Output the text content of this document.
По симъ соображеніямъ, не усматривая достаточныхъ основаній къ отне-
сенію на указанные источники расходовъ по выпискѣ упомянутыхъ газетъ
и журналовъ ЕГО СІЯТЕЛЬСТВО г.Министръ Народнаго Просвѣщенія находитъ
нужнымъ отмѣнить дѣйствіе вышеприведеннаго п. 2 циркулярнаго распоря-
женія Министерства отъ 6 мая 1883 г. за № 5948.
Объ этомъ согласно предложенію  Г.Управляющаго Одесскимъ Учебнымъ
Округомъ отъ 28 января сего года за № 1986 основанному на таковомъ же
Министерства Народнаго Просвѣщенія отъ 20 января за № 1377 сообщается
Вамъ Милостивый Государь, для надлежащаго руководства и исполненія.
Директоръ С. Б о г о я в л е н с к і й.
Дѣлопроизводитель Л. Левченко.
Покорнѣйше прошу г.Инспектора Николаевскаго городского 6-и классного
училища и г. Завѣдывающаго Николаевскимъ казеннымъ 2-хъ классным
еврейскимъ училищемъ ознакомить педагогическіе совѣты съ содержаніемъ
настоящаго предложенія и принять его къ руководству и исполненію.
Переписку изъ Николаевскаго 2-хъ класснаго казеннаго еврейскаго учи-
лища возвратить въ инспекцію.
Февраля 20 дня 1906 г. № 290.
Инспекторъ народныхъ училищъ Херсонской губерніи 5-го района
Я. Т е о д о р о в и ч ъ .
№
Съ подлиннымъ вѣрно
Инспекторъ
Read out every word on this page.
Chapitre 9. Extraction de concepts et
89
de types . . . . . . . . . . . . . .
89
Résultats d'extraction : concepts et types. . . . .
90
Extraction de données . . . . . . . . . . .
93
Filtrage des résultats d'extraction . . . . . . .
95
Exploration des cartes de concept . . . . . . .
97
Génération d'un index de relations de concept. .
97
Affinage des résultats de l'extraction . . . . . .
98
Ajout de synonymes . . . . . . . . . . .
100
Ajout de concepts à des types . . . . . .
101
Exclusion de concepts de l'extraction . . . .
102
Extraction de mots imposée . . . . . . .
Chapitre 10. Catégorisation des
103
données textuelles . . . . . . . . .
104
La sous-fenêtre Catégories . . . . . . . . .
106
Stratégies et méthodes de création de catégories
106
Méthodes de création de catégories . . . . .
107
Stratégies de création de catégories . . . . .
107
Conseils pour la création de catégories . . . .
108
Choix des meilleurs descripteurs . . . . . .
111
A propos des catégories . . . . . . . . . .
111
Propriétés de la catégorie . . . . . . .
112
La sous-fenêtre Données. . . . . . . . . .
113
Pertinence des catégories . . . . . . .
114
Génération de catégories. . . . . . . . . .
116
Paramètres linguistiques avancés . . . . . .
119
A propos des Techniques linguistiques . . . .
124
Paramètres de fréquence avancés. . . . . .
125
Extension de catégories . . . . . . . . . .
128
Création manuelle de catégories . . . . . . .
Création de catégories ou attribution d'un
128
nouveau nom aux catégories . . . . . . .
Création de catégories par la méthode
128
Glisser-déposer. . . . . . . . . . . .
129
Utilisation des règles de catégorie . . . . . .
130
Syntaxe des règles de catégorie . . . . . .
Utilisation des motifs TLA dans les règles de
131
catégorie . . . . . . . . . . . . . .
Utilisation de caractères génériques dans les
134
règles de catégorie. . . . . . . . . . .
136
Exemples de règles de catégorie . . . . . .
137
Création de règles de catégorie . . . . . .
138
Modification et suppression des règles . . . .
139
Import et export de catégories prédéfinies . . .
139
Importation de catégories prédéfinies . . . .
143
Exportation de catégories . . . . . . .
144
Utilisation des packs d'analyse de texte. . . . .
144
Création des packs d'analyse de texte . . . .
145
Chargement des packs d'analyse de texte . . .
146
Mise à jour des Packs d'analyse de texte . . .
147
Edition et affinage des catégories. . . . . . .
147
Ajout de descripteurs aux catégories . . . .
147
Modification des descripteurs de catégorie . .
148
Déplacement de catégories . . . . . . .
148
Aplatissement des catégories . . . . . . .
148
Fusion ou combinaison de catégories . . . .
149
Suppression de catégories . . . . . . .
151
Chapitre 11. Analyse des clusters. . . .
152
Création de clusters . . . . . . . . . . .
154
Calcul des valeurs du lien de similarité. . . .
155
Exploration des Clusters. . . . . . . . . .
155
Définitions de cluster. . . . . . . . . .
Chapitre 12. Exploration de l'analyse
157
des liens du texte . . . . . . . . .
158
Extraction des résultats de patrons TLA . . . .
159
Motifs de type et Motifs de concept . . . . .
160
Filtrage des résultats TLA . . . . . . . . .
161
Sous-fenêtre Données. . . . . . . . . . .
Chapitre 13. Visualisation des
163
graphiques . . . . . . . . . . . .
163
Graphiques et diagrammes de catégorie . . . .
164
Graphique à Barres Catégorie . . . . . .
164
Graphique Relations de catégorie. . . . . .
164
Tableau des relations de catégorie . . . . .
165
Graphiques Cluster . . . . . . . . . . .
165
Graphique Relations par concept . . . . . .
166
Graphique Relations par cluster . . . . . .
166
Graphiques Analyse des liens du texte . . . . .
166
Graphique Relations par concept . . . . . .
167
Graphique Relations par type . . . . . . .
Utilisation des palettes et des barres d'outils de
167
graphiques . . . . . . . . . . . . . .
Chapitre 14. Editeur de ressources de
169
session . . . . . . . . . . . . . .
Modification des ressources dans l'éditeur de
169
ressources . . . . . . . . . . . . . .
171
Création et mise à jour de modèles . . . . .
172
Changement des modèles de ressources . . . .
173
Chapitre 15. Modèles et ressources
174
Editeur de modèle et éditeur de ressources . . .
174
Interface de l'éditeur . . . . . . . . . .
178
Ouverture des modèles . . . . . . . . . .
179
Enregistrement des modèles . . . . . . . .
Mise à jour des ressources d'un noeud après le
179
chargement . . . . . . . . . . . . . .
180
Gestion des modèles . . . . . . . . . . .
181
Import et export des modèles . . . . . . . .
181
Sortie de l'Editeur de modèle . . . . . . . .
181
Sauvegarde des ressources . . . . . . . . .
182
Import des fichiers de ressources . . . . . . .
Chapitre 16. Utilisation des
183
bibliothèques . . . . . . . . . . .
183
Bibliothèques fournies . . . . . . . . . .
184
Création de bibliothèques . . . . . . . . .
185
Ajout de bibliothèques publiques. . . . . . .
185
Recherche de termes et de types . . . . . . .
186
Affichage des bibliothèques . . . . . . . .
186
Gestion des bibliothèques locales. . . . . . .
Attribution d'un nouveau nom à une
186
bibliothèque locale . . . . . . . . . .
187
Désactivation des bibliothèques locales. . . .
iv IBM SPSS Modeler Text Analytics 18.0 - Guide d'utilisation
==================================================
TASK TO COMPLETE —
Reproduce the entries above exactly.

FINISHED TASK —
Output the text content of this document.
По симъ соображеніямъ, не усматривая достаточныхъ основаній къ отне-
сенію на указанные источники расходовъ по выпискѣ упомянутыхъ газетъ
и журналовъ ЕГО СІЯТЕЛЬСТВО г.Министръ Народнаго Просвѣщенія находитъ
нужнымъ отмѣнить дѣйствіе вышеприведеннаго п. 2 циркулярнаго распоря-
женія Министерства отъ 6 мая 1883 г. за № 5948.
Объ этомъ согласно предложенію  Г.Управляющаго Одесскимъ Учебнымъ
Округомъ отъ 28 января сего года за № 1986 основанному на таковомъ же
Министерства Народнаго Просвѣщенія отъ 20 января за № 1377 сообщается
Вамъ Милостивый Государь, для надлежащаго руководства и исполненія.
Директоръ С. Б о г о я в л е н с к і й.
Дѣлопроизводитель Л. Левченко.
Покорнѣйше прошу г.Инспектора Николаевскаго городского 6-и классного
училища и г. Завѣдывающаго Николаевскимъ казеннымъ 2-хъ классным
еврейскимъ училищемъ ознакомить педагогическіе совѣты съ содержаніемъ
настоящаго предложенія и принять его къ руководству и исполненію.
Переписку изъ Николаевскаго 2-хъ класснаго казеннаго еврейскаго учи-
лища возвратить въ инспекцію.
Февраля 20 дня 1906 г. № 290.
Инспекторъ народныхъ училищъ Херсонской губерніи 5-го района
Я. Т е о д о р о в и ч ъ .
№
Съ подлиннымъ вѣрно
Инспекторъ
Read out every word on this page.
Chapitre 9. Extraction de concepts et
89
de types . . . . . . . . . . . . . .
89
Résultats d'extraction : concepts et types. . . . .
90
Extraction de données . . . . . . . . . . .
93
Filtrage des résultats d'extraction . . . . . . .
95
Exploration des cartes de concept . . . . . . .
97
Génération d'un index de relations de concept. .
97
Affinage des résultats de l'extraction . . . . . .
98
Ajout de synonymes . . . . . . . . . . .
100
Ajout de concepts à des types . . . . . .
101
Exclusion de concepts de l'extraction . . . .
102
Extraction de mots imposée . . . . . . .
Chapitre 10. Catégorisation des
103
données textuelles . . . . . . . . .
104
La sous-fenêtre Catégories . . . . . . . . .
106
Stratégies et méthodes de création de catégories
106
Méthodes de création de catégories . . . . .
107
Stratégies de création de catégories . . . . .
107
Conseils pour la création de catégories . . . .
108
Choix des meilleurs descripteurs . . . . . .
111
A propos des catégories . . . . . . . . . .
111
Propriétés de la catégorie . . . . . . .
112
La sous-fenêtre Données. . . . . . . . . .
113
Pertinence des catégories . . . . . . .
114
Génération de catégories. . . . . . . . . .
116
Paramètres linguistiques avancés . . . . . .
119
A propos des Techniques linguistiques . . . .
124
Paramètres de fréquence avancés. . . . . .
125
Extension de catégories . . . . . . . . . .
128
Création manuelle de catégories . . . . . . .
Création de catégories ou attribution d'un
128
nouveau nom aux catégories . . . . . . .
Création de catégories par la méthode
128
Glisser-déposer. . . . . . . . . . . .
129
Utilisation des règles de catégorie . . . . . .
130
Syntaxe des règles de catégorie . . . . . .
Utilisation des motifs TLA dans les règles de
131
catégorie . . . . . . . . . . . . . .
Utilisation de caractères génériques dans les
134
règles de catégorie. . . . . . . . . . .
136
Exemples de règles de catégorie . . . . . .
137
Création de règles de catégorie . . . . . .
138
Modification et suppression des règles . . . .
139
Import et export de catégories prédéfinies . . .
139
Importation de catégories prédéfinies . . . .
143
Exportation de catégories . . . . . . .
144
Utilisation des packs d'analyse de texte. . . . .
144
Création des packs d'analyse de texte . . . .
145
Chargement des packs d'analyse de texte . . .
146
Mise à jour des Packs d'analyse de texte . . .
147
Edition et affinage des catégories. . . . . . .
147
Ajout de descripteurs aux catégories . . . .
147
Modification des descripteurs de catégorie . .
148
Déplacement de catégories . . . . . . .
148
Aplatissement des catégories . . . . . . .
148
Fusion ou combinaison de catégories . . . .
149
Suppression de catégories . . . . . . .
151
Chapitre 11. Analyse des clusters. . . .
152
Création de clusters . . . . . . . . . . .
154
Calcul des valeurs du lien de similarité. . . .
155
Exploration des Clusters. . . . . . . . . .
155
Définitions de cluster. . . . . . . . . .
Chapitre 12. Exploration de l'analyse
157
des liens du texte . . . . . . . . .
158
Extraction des résultats de patrons TLA . . . .
159
Motifs de type et Motifs de concept . . . . .
160
Filtrage des résultats TLA . . . . . . . . .
161
Sous-fenêtre Données. . . . . . . . . . .
Chapitre 13. Visualisation des
163
graphiques . . . . . . . . . . . .
163
Graphiques et diagrammes de catégorie . . . .
164
Graphique à Barres Catégorie . . . . . .
164
Graphique Relations de catégorie. . . . . .
164
Tableau des relations de catégorie . . . . .
165
Graphiques Cluster . . . . . . . . . . .
165
Graphique Relations par concept . . . . . .
166
Graphique Relations par cluster . . . . . .
166
Graphiques Analyse des liens du texte . . . . .
166
Graphique Relations par concept . . . . . .
167
Graphique Relations par type . . . . . . .
Utilisation des palettes et des barres d'outils de
167
graphiques . . . . . . . . . . . . . .
Chapitre 14. Editeur de ressources de
169
session . . . . . . . . . . . . . .
Modification des ressources dans l'éditeur de
169
ressources . . . . . . . . . . . . . .
171
Création et mise à jour de modèles . . . . .
172
Changement des modèles de ressources . . . .
173
Chapitre 15. Modèles et ressources
174
Editeur de modèle et éditeur de ressources . . .
174
Interface de l'éditeur . . . . . . . . . .
178
Ouverture des modèles . . . . . . . . . .
179
Enregistrement des modèles . . . . . . . .
Mise à jour des ressources d'un noeud après le
179
chargement . . . . . . . . . . . . . .
180
Gestion des modèles . . . . . . . . . . .
181
Import et export des modèles . . . . . . . .
181
Sortie de l'Editeur de modèle . . . . . . . .
181
Sauvegarde des ressources . . . . . . . . .
182
Import des fichiers de ressources . . . . . . .
Chapitre 16. Utilisation des
183
bibliothèques . . . . . . . . . . .
183
Bibliothèques fournies . . . . . . . . . .
184
Création de bibliothèques . . . . . . . . .
185
Ajout de bibliothèques publiques. . . . . . .
185
Recherche de termes et de types . . . . . . .
186
Affichage des bibliothèques . . . . . . . .
186
Gestion des bibliothèques locales. . . . . . .
Attribution d'un nouveau nom à une
186
bibliothèque locale . . . . . . . . . .
187
Désactivation des bibliothèques locales. . . .
iv IBM SPSS Modeler Text Analytics 18.0 - Guide d'utilisation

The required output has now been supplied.